> [EXERCISE INPUTS]:
........

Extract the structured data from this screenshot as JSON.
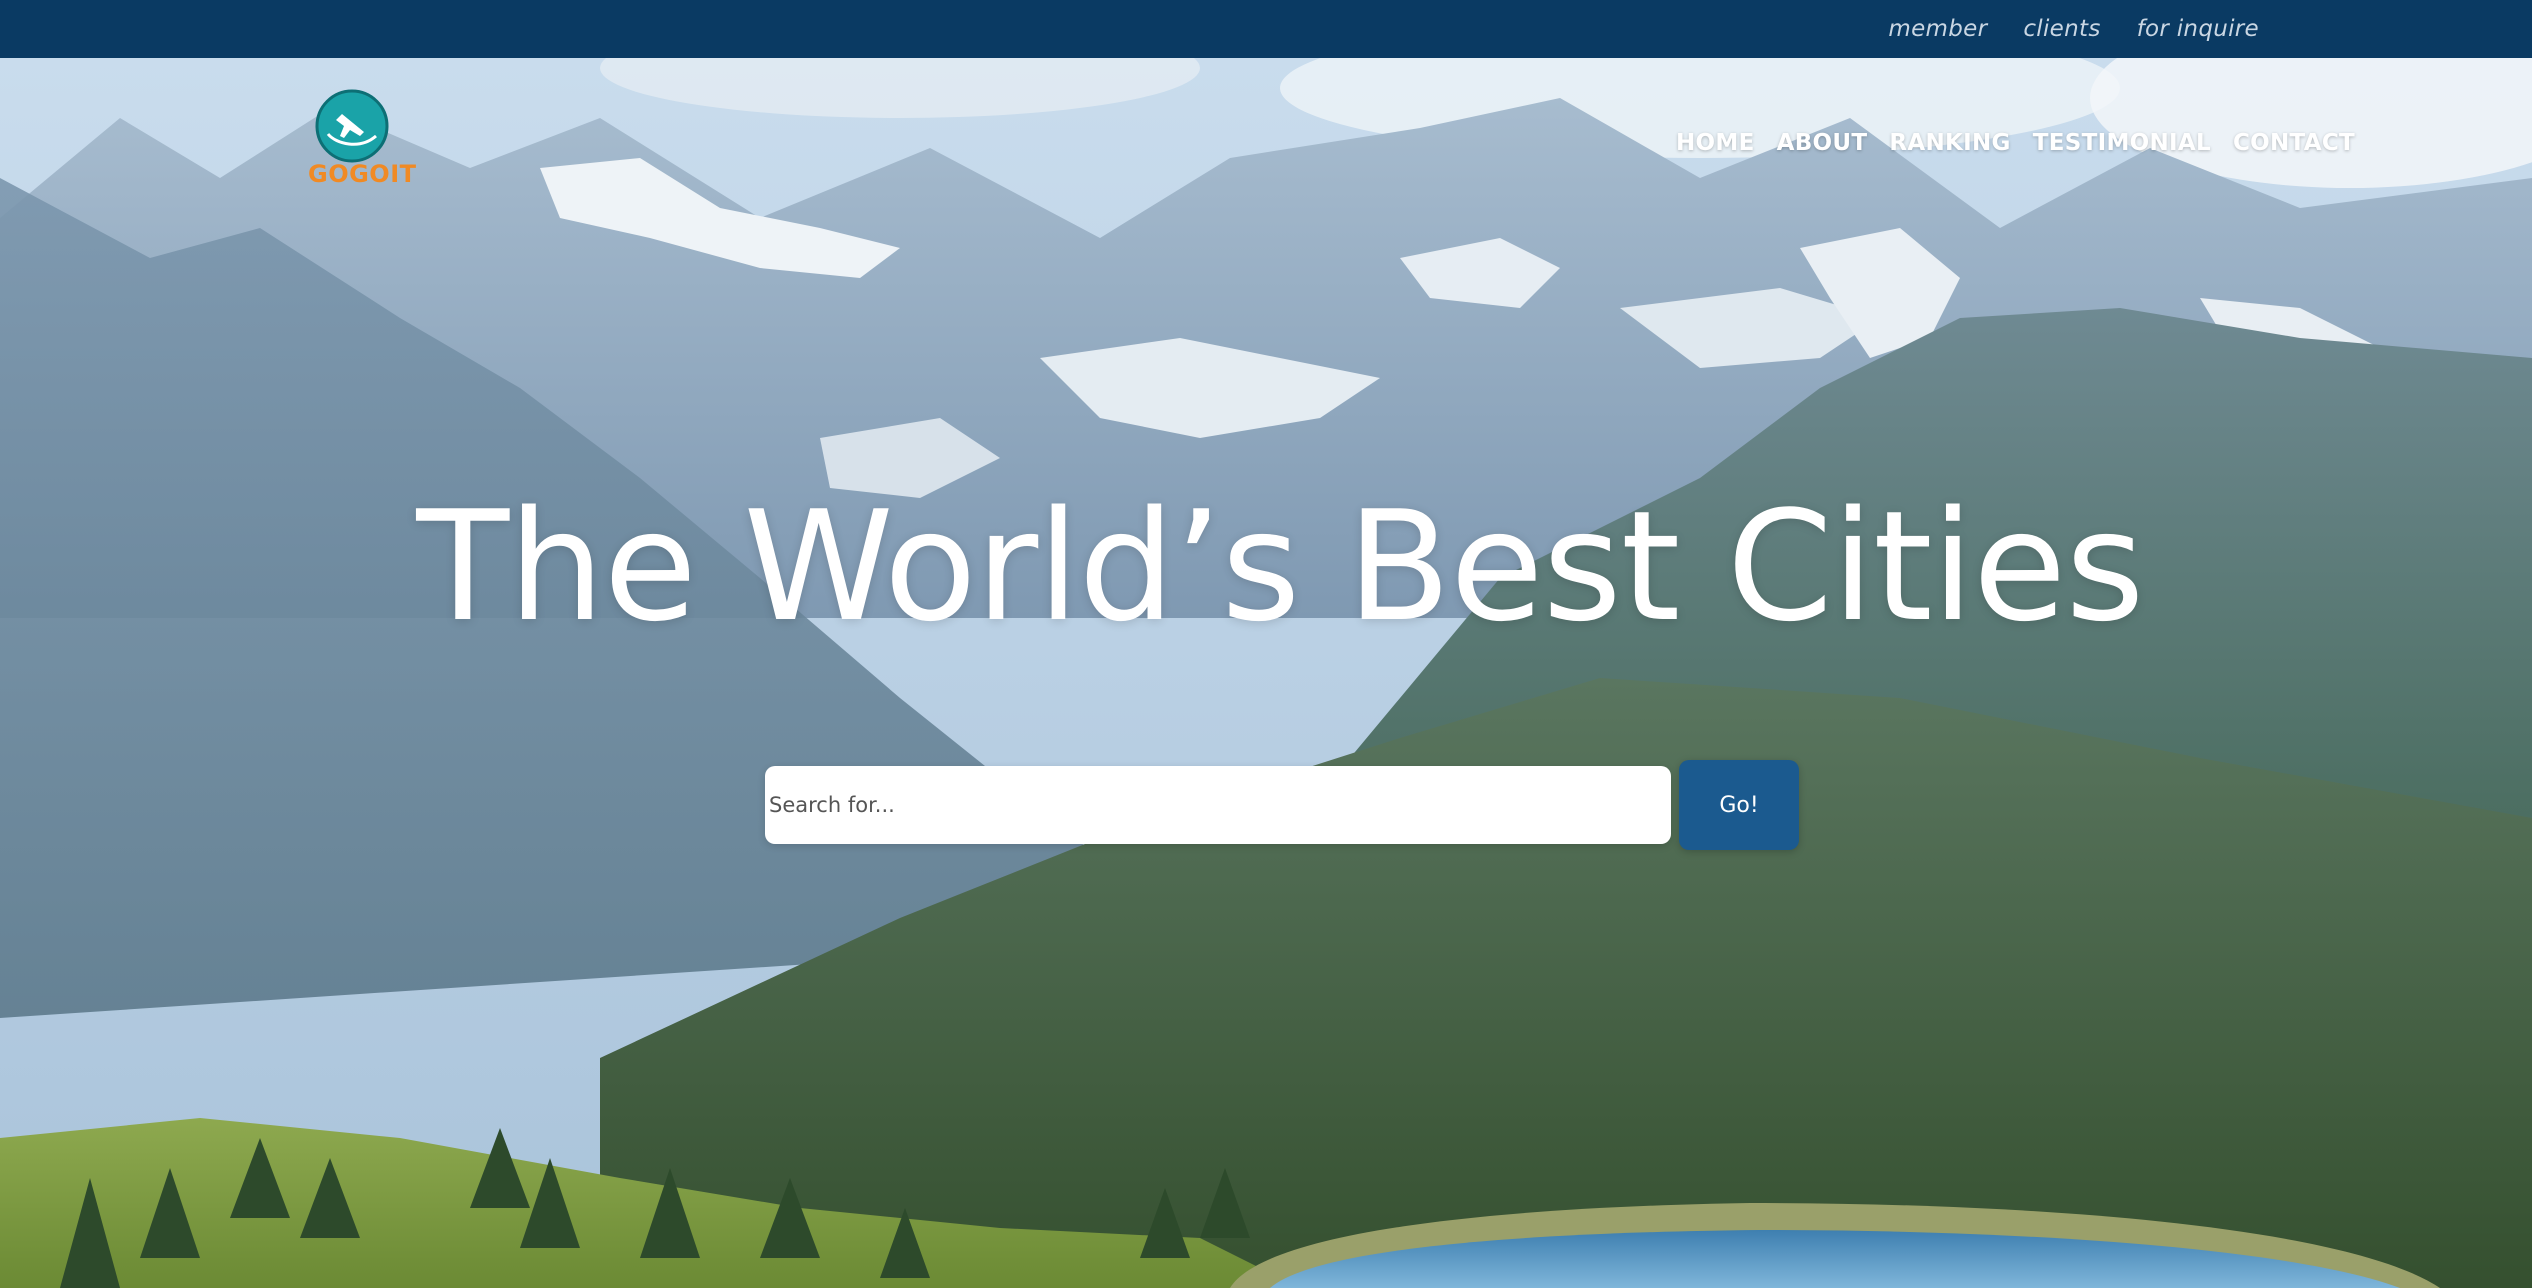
{
  "topbar": {
    "links": [
      "member",
      "clients",
      "for inquire"
    ],
    "background": "#0a3a63"
  },
  "logo": {
    "text": "GOGOIT",
    "icon": "airplane-icon",
    "text_color": "#f08a24",
    "mark_color": "#1aa3a8"
  },
  "nav": {
    "items": [
      "HOME",
      "ABOUT",
      "RANKING",
      "TESTIMONIAL",
      "CONTACT"
    ]
  },
  "hero": {
    "headline": "The World’s Best Cities",
    "background": "mountain-landscape-with-lake"
  },
  "search": {
    "placeholder": "Search for...",
    "button_label": "Go!",
    "button_color": "#1b5a8f"
  }
}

........

> [SET PROBLEM]: Reproduce the entries exactly. Do not carry over any picture.

> [EXPECTED ANSWER]:
Extract the structured data from this screenshot as JSON.
{
  "topbar": {
    "links": [
      "member",
      "clients",
      "for inquire"
    ],
    "background": "#0a3a63"
  },
  "logo": {
    "text": "GOGOIT",
    "icon": "airplane-icon",
    "text_color": "#f08a24",
    "mark_color": "#1aa3a8"
  },
  "nav": {
    "items": [
      "HOME",
      "ABOUT",
      "RANKING",
      "TESTIMONIAL",
      "CONTACT"
    ]
  },
  "hero": {
    "headline": "The World’s Best Cities",
    "background": "mountain-landscape-with-lake"
  },
  "search": {
    "placeholder": "Search for...",
    "button_label": "Go!",
    "button_color": "#1b5a8f"
  }
}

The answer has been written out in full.